Boxed element entries

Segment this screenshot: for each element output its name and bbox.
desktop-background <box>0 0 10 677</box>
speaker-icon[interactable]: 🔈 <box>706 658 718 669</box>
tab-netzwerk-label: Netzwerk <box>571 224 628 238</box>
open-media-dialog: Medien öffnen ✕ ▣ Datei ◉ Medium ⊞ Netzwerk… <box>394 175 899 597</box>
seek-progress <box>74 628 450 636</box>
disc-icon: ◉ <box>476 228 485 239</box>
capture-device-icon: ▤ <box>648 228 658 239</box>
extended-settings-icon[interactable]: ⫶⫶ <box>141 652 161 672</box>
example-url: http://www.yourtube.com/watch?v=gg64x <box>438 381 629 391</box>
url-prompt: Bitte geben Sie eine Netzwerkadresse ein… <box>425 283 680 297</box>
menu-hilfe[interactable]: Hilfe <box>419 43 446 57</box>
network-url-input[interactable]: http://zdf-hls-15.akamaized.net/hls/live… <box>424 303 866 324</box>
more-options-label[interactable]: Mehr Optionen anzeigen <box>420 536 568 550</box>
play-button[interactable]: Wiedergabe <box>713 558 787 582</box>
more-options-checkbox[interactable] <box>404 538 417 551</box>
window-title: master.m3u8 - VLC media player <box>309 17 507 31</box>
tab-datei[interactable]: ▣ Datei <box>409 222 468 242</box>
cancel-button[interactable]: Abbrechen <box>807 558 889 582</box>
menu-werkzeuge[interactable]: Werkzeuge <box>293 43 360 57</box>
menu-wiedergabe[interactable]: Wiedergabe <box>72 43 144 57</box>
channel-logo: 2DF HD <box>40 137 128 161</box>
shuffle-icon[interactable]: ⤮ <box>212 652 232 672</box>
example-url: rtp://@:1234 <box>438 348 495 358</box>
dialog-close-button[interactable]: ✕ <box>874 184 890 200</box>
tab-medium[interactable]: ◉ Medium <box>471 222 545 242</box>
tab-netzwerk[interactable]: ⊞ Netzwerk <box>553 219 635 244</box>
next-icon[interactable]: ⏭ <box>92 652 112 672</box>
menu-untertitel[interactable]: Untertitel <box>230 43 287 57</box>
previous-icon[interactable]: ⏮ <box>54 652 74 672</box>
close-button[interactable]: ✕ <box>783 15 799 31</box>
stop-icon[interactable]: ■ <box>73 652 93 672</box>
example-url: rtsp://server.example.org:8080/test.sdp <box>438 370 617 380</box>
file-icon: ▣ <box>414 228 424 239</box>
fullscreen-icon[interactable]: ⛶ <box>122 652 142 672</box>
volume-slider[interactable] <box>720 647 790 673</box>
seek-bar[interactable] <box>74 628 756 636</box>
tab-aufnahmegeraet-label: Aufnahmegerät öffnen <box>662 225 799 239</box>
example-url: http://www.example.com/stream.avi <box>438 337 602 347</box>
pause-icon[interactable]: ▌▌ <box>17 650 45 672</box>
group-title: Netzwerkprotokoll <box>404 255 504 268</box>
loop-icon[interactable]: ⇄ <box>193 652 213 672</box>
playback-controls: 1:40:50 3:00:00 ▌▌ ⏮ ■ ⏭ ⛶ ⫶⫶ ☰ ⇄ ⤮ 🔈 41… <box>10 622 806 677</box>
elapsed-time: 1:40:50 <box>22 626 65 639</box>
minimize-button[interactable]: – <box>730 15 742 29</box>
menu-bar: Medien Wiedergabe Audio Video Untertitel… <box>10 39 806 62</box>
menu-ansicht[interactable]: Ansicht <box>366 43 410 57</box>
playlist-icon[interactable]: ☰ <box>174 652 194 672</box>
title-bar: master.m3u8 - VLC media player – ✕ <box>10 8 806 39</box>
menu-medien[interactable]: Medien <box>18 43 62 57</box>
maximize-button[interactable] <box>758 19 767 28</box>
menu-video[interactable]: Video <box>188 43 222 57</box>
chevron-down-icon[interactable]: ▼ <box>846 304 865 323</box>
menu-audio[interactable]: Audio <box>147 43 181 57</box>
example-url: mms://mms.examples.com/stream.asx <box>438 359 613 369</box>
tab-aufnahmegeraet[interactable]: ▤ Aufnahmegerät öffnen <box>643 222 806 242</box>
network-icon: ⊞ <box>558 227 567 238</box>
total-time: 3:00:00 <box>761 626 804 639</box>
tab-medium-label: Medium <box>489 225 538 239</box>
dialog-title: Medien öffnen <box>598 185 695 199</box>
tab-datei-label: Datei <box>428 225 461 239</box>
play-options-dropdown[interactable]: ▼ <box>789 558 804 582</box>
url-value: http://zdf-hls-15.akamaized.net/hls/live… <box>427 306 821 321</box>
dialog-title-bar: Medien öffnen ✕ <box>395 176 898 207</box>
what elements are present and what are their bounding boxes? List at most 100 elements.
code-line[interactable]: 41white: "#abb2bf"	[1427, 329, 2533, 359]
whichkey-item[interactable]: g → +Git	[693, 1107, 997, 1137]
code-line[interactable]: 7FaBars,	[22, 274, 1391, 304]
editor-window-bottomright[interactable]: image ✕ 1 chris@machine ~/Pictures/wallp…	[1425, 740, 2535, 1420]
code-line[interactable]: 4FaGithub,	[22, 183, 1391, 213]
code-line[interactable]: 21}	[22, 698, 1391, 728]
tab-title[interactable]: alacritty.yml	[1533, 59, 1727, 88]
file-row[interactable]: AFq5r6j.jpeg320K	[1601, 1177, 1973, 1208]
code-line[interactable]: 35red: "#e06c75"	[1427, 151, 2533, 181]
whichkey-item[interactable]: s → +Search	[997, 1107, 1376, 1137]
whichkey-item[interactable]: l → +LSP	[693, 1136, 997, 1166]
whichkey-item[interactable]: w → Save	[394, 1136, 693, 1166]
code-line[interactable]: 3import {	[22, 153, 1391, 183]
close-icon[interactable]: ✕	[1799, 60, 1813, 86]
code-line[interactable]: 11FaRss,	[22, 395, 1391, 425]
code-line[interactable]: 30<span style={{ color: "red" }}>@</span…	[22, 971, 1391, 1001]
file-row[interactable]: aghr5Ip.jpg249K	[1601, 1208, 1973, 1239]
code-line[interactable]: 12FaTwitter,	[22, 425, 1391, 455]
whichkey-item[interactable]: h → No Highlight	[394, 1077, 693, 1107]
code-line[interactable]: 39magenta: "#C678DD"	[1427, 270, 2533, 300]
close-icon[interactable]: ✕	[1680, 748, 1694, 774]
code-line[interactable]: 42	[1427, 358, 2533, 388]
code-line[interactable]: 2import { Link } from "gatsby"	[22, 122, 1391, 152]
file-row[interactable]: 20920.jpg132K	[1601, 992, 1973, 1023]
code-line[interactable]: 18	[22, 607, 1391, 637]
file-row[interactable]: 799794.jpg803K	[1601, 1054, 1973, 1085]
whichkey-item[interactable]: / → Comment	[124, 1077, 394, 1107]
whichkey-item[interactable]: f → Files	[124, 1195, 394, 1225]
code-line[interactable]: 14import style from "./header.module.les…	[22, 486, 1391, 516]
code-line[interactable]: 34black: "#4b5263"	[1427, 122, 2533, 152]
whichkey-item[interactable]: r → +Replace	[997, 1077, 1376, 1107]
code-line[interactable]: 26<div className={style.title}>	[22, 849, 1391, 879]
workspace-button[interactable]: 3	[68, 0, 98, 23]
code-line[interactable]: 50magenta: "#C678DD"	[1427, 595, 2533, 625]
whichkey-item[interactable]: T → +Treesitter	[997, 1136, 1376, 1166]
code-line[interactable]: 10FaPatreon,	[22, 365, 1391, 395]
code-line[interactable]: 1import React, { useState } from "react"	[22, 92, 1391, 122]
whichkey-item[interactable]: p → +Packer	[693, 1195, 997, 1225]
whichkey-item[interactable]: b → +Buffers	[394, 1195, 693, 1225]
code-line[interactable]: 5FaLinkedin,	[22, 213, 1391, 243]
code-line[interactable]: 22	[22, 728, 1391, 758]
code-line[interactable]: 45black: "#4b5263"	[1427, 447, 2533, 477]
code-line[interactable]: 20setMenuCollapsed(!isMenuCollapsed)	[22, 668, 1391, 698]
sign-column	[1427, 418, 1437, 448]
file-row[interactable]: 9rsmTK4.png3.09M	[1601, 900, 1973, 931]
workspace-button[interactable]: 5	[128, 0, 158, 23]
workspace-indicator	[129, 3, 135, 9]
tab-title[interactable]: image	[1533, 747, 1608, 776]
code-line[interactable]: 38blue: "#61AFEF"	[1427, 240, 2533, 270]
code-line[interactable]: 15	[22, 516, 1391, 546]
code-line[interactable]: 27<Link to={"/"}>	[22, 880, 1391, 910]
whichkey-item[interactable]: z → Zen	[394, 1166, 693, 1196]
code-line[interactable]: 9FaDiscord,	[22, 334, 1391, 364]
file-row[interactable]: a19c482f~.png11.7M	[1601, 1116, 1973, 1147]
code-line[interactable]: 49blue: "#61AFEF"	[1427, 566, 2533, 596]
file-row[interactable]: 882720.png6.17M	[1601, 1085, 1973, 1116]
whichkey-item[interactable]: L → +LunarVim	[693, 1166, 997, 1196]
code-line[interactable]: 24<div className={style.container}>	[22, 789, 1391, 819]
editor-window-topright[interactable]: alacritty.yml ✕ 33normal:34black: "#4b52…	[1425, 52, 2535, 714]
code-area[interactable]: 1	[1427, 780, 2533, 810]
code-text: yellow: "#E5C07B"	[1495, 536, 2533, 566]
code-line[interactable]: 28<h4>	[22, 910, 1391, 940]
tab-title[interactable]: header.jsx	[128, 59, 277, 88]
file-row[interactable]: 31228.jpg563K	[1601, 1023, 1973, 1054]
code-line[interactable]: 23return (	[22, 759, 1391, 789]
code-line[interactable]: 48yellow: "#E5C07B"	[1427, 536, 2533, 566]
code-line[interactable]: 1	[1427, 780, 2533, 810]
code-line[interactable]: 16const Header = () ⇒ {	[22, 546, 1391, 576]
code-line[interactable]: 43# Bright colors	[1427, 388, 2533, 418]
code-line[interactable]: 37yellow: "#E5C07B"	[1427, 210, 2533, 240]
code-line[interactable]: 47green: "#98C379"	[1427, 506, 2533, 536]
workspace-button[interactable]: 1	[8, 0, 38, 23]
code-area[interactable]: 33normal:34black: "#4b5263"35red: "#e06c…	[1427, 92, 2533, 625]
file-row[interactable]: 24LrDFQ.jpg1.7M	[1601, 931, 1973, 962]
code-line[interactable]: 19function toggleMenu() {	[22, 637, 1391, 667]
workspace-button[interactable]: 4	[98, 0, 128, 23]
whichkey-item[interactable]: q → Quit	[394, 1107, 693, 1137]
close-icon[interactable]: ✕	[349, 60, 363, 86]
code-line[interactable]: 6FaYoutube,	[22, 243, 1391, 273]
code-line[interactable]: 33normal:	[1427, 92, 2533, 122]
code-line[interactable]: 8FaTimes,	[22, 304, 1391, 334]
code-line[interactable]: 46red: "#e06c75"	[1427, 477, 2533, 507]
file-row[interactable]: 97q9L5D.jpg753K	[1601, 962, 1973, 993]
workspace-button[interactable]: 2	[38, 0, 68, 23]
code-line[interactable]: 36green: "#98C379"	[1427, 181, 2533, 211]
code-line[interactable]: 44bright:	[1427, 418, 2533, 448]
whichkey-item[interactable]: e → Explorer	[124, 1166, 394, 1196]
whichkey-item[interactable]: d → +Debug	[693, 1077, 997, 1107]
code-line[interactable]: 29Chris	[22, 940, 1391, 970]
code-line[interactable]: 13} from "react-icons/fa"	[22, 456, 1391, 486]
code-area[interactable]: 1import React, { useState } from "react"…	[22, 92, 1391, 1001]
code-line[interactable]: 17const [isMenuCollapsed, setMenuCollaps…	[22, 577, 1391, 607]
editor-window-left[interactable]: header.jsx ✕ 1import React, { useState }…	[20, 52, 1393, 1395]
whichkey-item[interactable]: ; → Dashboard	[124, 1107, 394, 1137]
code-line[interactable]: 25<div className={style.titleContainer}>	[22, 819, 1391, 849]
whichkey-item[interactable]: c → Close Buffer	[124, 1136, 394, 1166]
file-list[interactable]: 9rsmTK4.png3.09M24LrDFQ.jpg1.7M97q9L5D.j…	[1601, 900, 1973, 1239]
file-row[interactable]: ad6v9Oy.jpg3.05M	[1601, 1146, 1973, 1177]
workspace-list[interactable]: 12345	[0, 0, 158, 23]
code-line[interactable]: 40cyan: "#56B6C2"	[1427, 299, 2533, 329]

EXERCISE REQUIREMENTS —
Copy the lines from the first one through the line containing "extended-settings-icon[interactable]: ⫶⫶ <box>141", including that line.

WRITTEN SOLUTION —
Segment this screenshot: for each element output its name and bbox.
desktop-background <box>0 0 10 677</box>
speaker-icon[interactable]: 🔈 <box>706 658 718 669</box>
tab-netzwerk-label: Netzwerk <box>571 224 628 238</box>
open-media-dialog: Medien öffnen ✕ ▣ Datei ◉ Medium ⊞ Netzwerk… <box>394 175 899 597</box>
seek-progress <box>74 628 450 636</box>
disc-icon: ◉ <box>476 228 485 239</box>
capture-device-icon: ▤ <box>648 228 658 239</box>
extended-settings-icon[interactable]: ⫶⫶ <box>141 652 161 672</box>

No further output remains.